### Your task
All of the data must be printed exactly; please include every line.

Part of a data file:
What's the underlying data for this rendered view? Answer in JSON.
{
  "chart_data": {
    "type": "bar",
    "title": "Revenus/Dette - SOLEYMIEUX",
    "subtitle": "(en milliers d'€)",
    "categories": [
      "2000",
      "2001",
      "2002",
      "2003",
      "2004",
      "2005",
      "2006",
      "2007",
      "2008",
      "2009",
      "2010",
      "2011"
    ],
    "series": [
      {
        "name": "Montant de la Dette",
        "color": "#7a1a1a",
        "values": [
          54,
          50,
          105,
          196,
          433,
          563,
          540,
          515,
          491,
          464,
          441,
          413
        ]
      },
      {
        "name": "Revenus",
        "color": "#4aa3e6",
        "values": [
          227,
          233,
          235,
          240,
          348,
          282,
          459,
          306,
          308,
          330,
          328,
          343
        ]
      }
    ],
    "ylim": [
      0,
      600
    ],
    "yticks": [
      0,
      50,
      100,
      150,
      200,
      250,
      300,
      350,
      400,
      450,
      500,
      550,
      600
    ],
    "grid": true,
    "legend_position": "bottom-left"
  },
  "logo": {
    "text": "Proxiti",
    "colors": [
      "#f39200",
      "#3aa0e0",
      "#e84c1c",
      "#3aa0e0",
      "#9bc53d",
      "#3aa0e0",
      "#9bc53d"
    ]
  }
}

### Solution to this task
What's the underlying data for this rendered view? Answer in JSON.
{
  "chart_data": {
    "type": "bar",
    "title": "Revenus/Dette - SOLEYMIEUX",
    "subtitle": "(en milliers d'€)",
    "categories": [
      "2000",
      "2001",
      "2002",
      "2003",
      "2004",
      "2005",
      "2006",
      "2007",
      "2008",
      "2009",
      "2010",
      "2011"
    ],
    "series": [
      {
        "name": "Montant de la Dette",
        "color": "#7a1a1a",
        "values": [
          54,
          50,
          105,
          196,
          433,
          563,
          540,
          515,
          491,
          464,
          441,
          413
        ]
      },
      {
        "name": "Revenus",
        "color": "#4aa3e6",
        "values": [
          227,
          233,
          235,
          240,
          348,
          282,
          459,
          306,
          308,
          330,
          328,
          343
        ]
      }
    ],
    "ylim": [
      0,
      600
    ],
    "yticks": [
      0,
      50,
      100,
      150,
      200,
      250,
      300,
      350,
      400,
      450,
      500,
      550,
      600
    ],
    "grid": true,
    "legend_position": "bottom-left"
  },
  "logo": {
    "text": "Proxiti",
    "colors": [
      "#f39200",
      "#3aa0e0",
      "#e84c1c",
      "#3aa0e0",
      "#9bc53d",
      "#3aa0e0",
      "#9bc53d"
    ]
  }
}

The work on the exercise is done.